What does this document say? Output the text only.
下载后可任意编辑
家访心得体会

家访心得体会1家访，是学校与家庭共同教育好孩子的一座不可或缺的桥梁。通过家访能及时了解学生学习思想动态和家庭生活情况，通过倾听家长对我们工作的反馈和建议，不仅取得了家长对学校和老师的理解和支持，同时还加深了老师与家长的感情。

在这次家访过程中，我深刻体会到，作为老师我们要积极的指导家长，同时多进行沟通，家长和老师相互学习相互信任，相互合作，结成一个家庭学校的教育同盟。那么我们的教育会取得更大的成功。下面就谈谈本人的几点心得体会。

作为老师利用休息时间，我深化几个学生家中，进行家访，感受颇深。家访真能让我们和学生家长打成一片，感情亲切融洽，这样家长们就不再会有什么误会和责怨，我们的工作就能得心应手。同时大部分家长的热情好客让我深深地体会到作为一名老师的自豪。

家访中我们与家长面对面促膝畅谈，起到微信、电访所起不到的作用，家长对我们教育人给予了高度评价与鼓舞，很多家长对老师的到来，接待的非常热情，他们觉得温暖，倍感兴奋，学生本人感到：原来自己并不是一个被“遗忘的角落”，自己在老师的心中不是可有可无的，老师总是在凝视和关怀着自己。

▶ [Direction]: Extract the complete data, matching each line exactly.

▶ [Result of this task]:
What does this document say? Output the text only.
下载后可任意编辑
家访心得体会

家访心得体会1家访，是学校与家庭共同教育好孩子的一座不可或缺的桥梁。通过家访能及时了解学生学习思想动态和家庭生活情况，通过倾听家长对我们工作的反馈和建议，不仅取得了家长对学校和老师的理解和支持，同时还加深了老师与家长的感情。

在这次家访过程中，我深刻体会到，作为老师我们要积极的指导家长，同时多进行沟通，家长和老师相互学习相互信任，相互合作，结成一个家庭学校的教育同盟。那么我们的教育会取得更大的成功。下面就谈谈本人的几点心得体会。

作为老师利用休息时间，我深化几个学生家中，进行家访，感受颇深。家访真能让我们和学生家长打成一片，感情亲切融洽，这样家长们就不再会有什么误会和责怨，我们的工作就能得心应手。同时大部分家长的热情好客让我深深地体会到作为一名老师的自豪。

家访中我们与家长面对面促膝畅谈，起到微信、电访所起不到的作用，家长对我们教育人给予了高度评价与鼓舞，很多家长对老师的到来，接待的非常热情，他们觉得温暖，倍感兴奋，学生本人感到：原来自己并不是一个被“遗忘的角落”，自己在老师的心中不是可有可无的，老师总是在凝视和关怀着自己。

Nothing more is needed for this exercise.